→ What is needed
Tally the lines that include "title". Output the number only.

Data entries
--------------------
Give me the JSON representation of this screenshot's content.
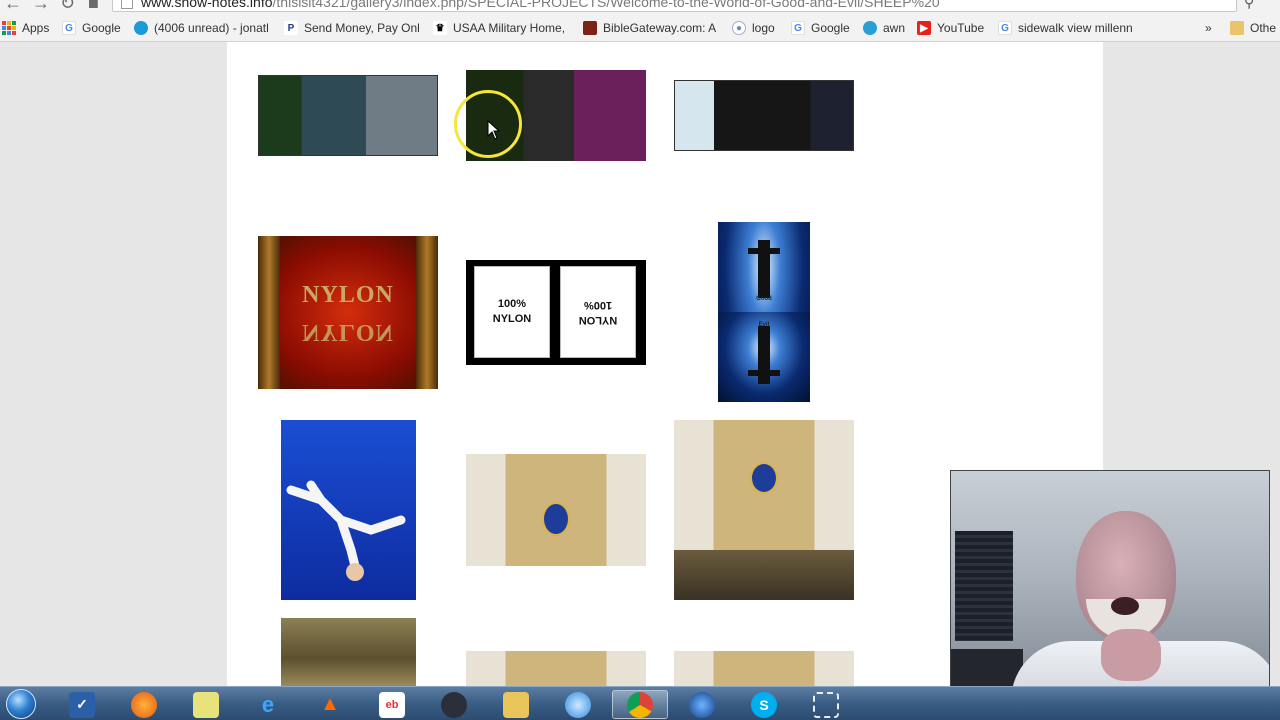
{
  "browser": {
    "url_host": "www.show-notes.info",
    "url_path": "/thisisit4321/gallery3/index.php/SPECIAL-PROJECTS/Welcome-to-the-World-of-Good-and-Evil/SHEEP%20",
    "bookmarks": [
      {
        "label": "Apps",
        "icon": "apps-grid-icon"
      },
      {
        "label": "Google",
        "icon": "google-icon"
      },
      {
        "label": "(4006 unread) - jonatl",
        "icon": "att-icon"
      },
      {
        "label": "Send Money, Pay Onli",
        "icon": "paypal-icon"
      },
      {
        "label": "USAA Military Home,",
        "icon": "usaa-icon"
      },
      {
        "label": "BibleGateway.com: A",
        "icon": "biblegateway-icon"
      },
      {
        "label": "logo",
        "icon": "globe-icon"
      },
      {
        "label": "Google",
        "icon": "google-icon"
      },
      {
        "label": "awn",
        "icon": "awn-icon"
      },
      {
        "label": "YouTube",
        "icon": "youtube-icon"
      },
      {
        "label": "sidewalk view millenn",
        "icon": "google-icon"
      },
      {
        "label": "»",
        "icon": "overflow-chevron-icon"
      },
      {
        "label": "Othe",
        "icon": "folder-icon"
      }
    ]
  },
  "gallery": {
    "nylon_top": "NYLON",
    "nylon_bottom": "NYLON",
    "panel_left": "100%\nNYLON",
    "panel_right": "NYLON\n100%",
    "cross_top": "Good",
    "cross_bottom": "Evil"
  },
  "taskbar": {
    "items": [
      {
        "icon": "start-orb-icon"
      },
      {
        "icon": "task-manager-icon"
      },
      {
        "icon": "firefox-icon"
      },
      {
        "icon": "sticky-notes-icon"
      },
      {
        "icon": "internet-explorer-icon"
      },
      {
        "icon": "flame-icon"
      },
      {
        "icon": "ebay-icon"
      },
      {
        "icon": "media-icon"
      },
      {
        "icon": "file-explorer-icon"
      },
      {
        "icon": "safari-compass-icon"
      },
      {
        "icon": "chrome-icon"
      },
      {
        "icon": "google-earth-icon"
      },
      {
        "icon": "skype-icon"
      },
      {
        "icon": "snipping-tool-icon"
      }
    ]
  },
  "colors": {
    "page_bg": "#ffffff",
    "desktop_bg": "#e6e6e6",
    "cursor_ring": "#f5e63a",
    "taskbar": "#3a5d85"
  }
}
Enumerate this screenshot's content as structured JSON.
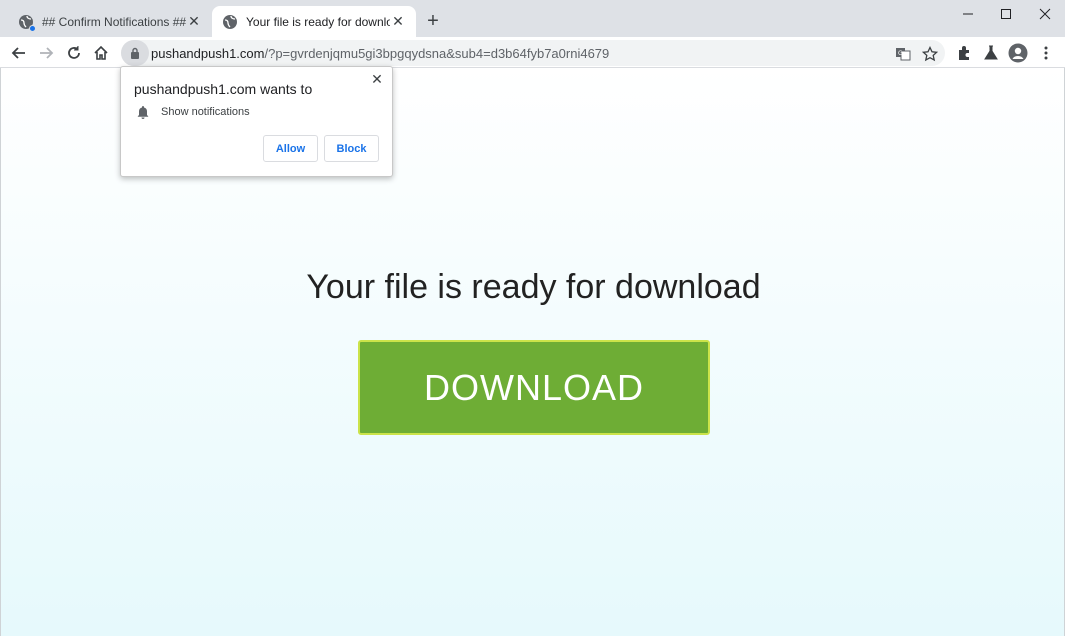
{
  "tabs": [
    {
      "title": "## Confirm Notifications ##",
      "icon": "globe-icon",
      "has_badge": true
    },
    {
      "title": "Your file is ready for download",
      "icon": "globe-icon",
      "active": true
    }
  ],
  "omnibox": {
    "domain": "pushandpush1.com",
    "path": "/?p=gvrdenjqmu5gi3bpgqydsna&sub4=d3b64fyb7a0rni4679"
  },
  "popup": {
    "title": "pushandpush1.com wants to",
    "permission": "Show notifications",
    "allow_label": "Allow",
    "block_label": "Block"
  },
  "page": {
    "headline": "Your file is ready for download",
    "download_label": "DOWNLOAD"
  },
  "colors": {
    "download_bg": "#6ead35",
    "download_border": "#cbe34a",
    "link_blue": "#1a73e8"
  }
}
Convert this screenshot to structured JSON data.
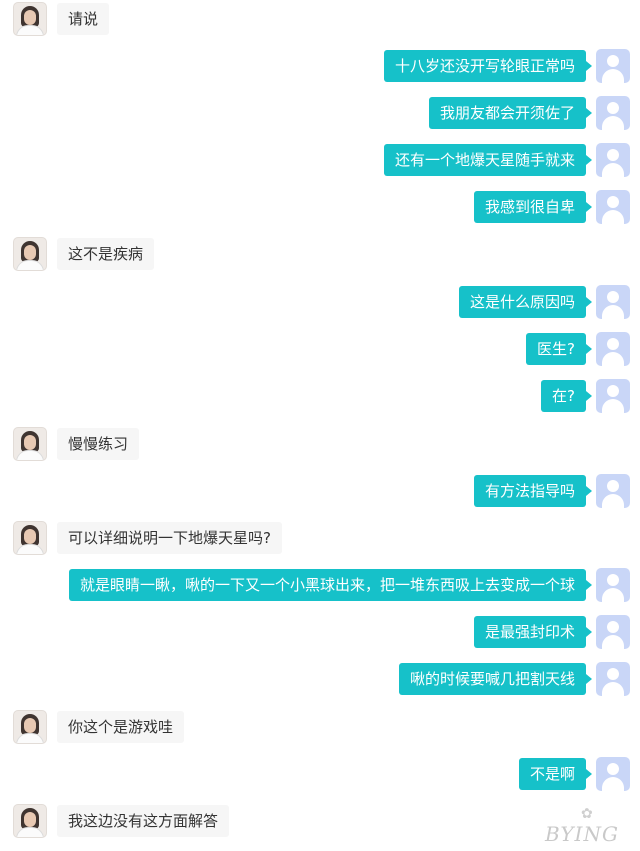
{
  "messages": [
    {
      "sender": "doctor",
      "text": "请说"
    },
    {
      "sender": "user",
      "text": "十八岁还没开写轮眼正常吗"
    },
    {
      "sender": "user",
      "text": "我朋友都会开须佐了"
    },
    {
      "sender": "user",
      "text": "还有一个地爆天星随手就来"
    },
    {
      "sender": "user",
      "text": "我感到很自卑"
    },
    {
      "sender": "doctor",
      "text": "这不是疾病"
    },
    {
      "sender": "user",
      "text": "这是什么原因吗"
    },
    {
      "sender": "user",
      "text": "医生?"
    },
    {
      "sender": "user",
      "text": "在?"
    },
    {
      "sender": "doctor",
      "text": "慢慢练习"
    },
    {
      "sender": "user",
      "text": "有方法指导吗"
    },
    {
      "sender": "doctor",
      "text": "可以详细说明一下地爆天星吗?"
    },
    {
      "sender": "user",
      "text": "就是眼睛一瞅，啾的一下又一个小黑球出来，把一堆东西吸上去变成一个球"
    },
    {
      "sender": "user",
      "text": "是最强封印术"
    },
    {
      "sender": "user",
      "text": "啾的时候要喊几把割天线"
    },
    {
      "sender": "doctor",
      "text": "你这个是游戏哇"
    },
    {
      "sender": "user",
      "text": "不是啊"
    },
    {
      "sender": "doctor",
      "text": "我这边没有这方面解答"
    }
  ],
  "watermark": {
    "text": "BYING",
    "icon": "flower-icon"
  },
  "colors": {
    "user_bubble": "#16c1c9",
    "doctor_bubble": "#f6f6f6",
    "user_avatar": "#c9d6f7"
  }
}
--------------------
→ Full output
3